THE INPUT Block Start

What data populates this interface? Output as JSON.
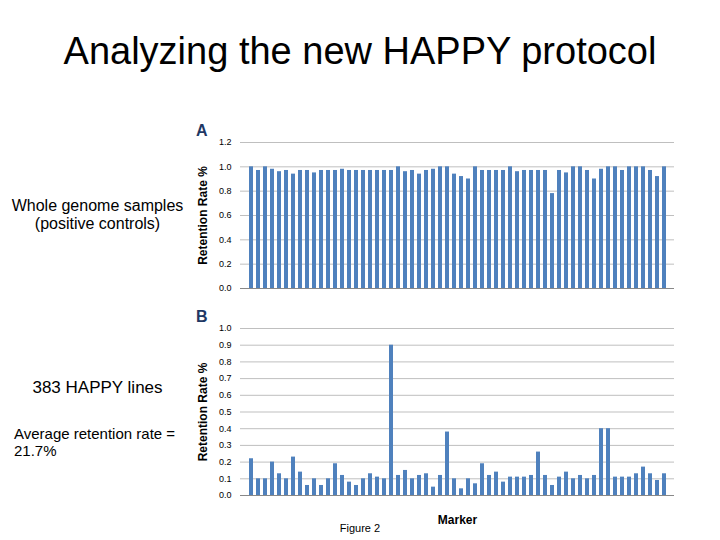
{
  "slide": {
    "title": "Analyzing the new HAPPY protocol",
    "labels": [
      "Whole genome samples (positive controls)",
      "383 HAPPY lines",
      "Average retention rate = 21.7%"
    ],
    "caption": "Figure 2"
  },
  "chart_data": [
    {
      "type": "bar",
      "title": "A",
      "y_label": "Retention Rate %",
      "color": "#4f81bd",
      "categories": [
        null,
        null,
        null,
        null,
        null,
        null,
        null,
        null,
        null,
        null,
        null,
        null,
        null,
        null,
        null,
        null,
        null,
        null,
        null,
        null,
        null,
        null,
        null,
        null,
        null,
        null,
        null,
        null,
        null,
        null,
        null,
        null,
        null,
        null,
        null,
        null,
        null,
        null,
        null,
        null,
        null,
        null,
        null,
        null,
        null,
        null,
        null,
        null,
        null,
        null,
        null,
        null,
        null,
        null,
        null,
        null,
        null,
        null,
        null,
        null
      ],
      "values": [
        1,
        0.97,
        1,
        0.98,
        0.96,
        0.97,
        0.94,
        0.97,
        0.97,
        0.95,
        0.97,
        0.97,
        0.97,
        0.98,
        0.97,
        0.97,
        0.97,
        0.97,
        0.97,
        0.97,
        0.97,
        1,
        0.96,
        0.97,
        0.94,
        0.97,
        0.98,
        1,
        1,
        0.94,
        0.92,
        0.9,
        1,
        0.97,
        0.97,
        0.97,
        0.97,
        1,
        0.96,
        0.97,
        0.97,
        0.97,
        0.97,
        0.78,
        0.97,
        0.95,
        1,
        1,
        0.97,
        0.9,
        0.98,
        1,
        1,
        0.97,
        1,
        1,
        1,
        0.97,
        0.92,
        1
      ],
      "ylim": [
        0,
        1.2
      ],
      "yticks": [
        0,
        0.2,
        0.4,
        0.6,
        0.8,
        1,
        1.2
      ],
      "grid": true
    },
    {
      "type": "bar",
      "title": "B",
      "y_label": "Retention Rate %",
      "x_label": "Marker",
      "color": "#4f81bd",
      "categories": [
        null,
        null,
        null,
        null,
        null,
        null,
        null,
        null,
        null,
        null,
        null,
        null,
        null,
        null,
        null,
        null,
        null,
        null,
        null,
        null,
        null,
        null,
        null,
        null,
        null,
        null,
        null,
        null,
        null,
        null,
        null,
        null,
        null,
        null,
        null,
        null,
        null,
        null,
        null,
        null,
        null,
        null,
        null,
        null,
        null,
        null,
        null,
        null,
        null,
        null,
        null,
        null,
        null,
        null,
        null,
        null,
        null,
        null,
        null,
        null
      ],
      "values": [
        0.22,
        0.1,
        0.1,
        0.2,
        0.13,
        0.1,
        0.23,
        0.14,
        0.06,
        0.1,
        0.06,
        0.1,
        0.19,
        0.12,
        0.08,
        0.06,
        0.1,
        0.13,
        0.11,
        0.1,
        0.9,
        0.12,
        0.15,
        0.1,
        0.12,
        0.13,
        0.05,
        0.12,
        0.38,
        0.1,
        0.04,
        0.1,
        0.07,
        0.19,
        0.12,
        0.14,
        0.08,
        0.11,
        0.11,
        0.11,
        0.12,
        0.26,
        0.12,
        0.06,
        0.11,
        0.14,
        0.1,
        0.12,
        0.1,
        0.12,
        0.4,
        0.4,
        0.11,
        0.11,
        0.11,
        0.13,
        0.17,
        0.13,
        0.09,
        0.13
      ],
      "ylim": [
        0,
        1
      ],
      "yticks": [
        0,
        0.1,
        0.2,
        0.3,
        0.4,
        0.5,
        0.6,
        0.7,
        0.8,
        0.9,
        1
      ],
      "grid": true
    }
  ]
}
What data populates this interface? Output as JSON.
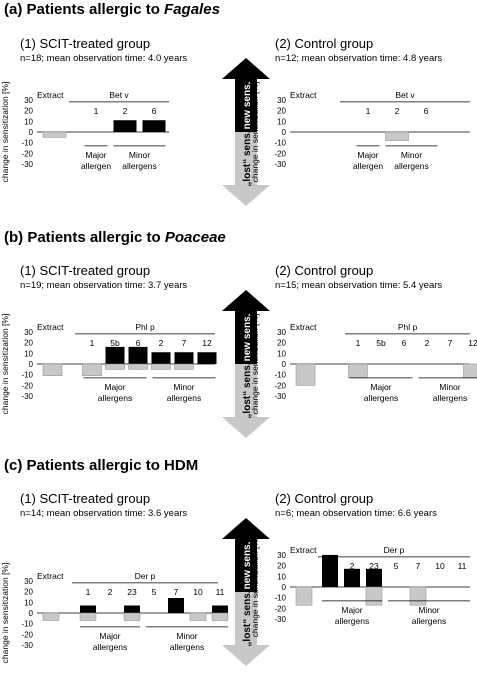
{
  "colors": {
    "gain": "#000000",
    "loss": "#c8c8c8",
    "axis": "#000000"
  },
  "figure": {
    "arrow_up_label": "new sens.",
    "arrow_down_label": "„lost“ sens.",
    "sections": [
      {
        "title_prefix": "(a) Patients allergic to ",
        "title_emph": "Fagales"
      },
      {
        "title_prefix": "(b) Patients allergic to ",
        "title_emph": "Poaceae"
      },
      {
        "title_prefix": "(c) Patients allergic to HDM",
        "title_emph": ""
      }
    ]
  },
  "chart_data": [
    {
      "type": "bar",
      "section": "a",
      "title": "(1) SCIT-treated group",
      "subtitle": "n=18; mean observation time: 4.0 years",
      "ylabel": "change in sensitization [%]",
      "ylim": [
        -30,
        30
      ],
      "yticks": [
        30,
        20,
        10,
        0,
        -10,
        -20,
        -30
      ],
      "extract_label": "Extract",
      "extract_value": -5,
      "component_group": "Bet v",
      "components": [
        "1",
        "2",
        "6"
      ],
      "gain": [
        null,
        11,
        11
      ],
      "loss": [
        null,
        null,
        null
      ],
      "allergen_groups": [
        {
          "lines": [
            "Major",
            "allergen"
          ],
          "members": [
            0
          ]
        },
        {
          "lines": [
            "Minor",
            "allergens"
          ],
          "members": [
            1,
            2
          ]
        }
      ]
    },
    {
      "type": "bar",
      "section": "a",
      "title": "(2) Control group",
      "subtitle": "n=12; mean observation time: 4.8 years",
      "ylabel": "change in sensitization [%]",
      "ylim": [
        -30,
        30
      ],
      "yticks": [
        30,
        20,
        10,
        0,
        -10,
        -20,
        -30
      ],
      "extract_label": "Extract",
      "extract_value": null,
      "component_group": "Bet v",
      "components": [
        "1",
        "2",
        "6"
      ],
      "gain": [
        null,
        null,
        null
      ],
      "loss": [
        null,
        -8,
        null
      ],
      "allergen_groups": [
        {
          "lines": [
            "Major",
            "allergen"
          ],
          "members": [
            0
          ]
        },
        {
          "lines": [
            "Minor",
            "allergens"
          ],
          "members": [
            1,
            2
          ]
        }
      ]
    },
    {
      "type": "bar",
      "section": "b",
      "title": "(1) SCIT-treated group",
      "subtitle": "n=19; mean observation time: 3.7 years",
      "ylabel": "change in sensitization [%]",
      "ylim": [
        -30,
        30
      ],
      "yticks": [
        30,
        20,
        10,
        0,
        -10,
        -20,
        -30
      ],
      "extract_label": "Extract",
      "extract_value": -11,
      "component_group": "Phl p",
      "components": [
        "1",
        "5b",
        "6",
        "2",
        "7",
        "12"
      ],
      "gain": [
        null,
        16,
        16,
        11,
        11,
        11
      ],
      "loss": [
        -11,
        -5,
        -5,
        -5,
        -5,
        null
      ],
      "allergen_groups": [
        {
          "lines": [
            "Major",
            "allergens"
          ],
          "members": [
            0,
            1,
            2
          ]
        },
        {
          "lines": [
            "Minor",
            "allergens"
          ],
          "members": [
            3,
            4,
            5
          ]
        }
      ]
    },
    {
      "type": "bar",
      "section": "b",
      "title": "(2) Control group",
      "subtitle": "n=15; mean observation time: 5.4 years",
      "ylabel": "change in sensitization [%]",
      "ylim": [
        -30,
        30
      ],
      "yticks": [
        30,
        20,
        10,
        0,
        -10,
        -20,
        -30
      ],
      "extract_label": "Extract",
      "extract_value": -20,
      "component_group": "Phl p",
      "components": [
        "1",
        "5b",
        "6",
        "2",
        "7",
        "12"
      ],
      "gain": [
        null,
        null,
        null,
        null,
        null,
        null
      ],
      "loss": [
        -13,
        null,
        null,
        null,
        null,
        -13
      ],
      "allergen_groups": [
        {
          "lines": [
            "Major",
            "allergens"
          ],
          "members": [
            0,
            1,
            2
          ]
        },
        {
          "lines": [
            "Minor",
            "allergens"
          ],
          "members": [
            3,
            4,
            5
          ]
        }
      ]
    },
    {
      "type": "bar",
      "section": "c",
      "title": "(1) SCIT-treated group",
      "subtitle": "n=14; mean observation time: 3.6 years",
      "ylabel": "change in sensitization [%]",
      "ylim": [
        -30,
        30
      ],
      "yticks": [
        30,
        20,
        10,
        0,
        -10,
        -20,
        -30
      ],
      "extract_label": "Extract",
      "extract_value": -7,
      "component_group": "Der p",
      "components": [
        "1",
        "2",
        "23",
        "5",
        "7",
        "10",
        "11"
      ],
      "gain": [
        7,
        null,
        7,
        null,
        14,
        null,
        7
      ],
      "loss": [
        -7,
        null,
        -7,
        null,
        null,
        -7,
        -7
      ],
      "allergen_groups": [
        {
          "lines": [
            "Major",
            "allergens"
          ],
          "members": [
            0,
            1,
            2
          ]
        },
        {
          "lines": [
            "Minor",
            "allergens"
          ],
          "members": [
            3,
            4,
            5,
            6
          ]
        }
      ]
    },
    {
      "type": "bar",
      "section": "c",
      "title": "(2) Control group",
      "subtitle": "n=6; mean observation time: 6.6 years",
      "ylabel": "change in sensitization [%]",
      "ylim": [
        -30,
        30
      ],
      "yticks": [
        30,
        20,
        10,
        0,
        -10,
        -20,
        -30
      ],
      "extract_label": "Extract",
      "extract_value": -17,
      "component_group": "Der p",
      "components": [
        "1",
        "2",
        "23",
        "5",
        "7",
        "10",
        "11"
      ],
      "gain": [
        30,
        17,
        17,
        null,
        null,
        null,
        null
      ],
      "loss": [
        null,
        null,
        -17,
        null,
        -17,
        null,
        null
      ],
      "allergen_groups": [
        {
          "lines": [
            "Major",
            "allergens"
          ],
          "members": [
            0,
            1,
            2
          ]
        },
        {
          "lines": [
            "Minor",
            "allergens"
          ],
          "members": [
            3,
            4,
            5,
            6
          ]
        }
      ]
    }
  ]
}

THE INPUT Block End

* _ABOUT THIS EXERCISE_
Filter the records above for lines with "allergic".

* _EXERCISE RESPONSE_
        "title_prefix": "(a) Patients allergic to ",
        "title_prefix": "(b) Patients allergic to ",
        "title_prefix": "(c) Patients allergic to HDM",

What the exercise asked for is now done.